:: DATASET EXCERPTS ::

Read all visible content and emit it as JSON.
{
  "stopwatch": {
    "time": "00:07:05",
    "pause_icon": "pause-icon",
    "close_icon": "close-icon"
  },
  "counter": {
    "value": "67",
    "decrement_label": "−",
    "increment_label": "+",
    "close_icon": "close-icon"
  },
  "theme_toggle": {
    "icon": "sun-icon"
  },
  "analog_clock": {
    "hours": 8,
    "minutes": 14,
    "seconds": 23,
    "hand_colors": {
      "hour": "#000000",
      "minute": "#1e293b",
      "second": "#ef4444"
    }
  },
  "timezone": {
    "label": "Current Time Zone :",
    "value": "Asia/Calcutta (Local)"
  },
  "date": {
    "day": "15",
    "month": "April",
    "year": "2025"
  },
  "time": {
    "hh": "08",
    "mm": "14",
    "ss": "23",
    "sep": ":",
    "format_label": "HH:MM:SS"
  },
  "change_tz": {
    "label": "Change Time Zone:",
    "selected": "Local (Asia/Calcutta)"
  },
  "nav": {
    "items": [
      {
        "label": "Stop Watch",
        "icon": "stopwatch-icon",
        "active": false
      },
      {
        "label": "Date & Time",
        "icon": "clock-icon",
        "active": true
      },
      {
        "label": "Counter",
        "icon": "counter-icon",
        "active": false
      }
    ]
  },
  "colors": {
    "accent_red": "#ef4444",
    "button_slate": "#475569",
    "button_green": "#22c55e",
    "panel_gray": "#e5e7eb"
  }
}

:::

Reproduce all of the records exactly.

[WRITTEN SOLUTION]:
Read all visible content and emit it as JSON.
{
  "stopwatch": {
    "time": "00:07:05",
    "pause_icon": "pause-icon",
    "close_icon": "close-icon"
  },
  "counter": {
    "value": "67",
    "decrement_label": "−",
    "increment_label": "+",
    "close_icon": "close-icon"
  },
  "theme_toggle": {
    "icon": "sun-icon"
  },
  "analog_clock": {
    "hours": 8,
    "minutes": 14,
    "seconds": 23,
    "hand_colors": {
      "hour": "#000000",
      "minute": "#1e293b",
      "second": "#ef4444"
    }
  },
  "timezone": {
    "label": "Current Time Zone :",
    "value": "Asia/Calcutta (Local)"
  },
  "date": {
    "day": "15",
    "month": "April",
    "year": "2025"
  },
  "time": {
    "hh": "08",
    "mm": "14",
    "ss": "23",
    "sep": ":",
    "format_label": "HH:MM:SS"
  },
  "change_tz": {
    "label": "Change Time Zone:",
    "selected": "Local (Asia/Calcutta)"
  },
  "nav": {
    "items": [
      {
        "label": "Stop Watch",
        "icon": "stopwatch-icon",
        "active": false
      },
      {
        "label": "Date & Time",
        "icon": "clock-icon",
        "active": true
      },
      {
        "label": "Counter",
        "icon": "counter-icon",
        "active": false
      }
    ]
  },
  "colors": {
    "accent_red": "#ef4444",
    "button_slate": "#475569",
    "button_green": "#22c55e",
    "panel_gray": "#e5e7eb"
  }
}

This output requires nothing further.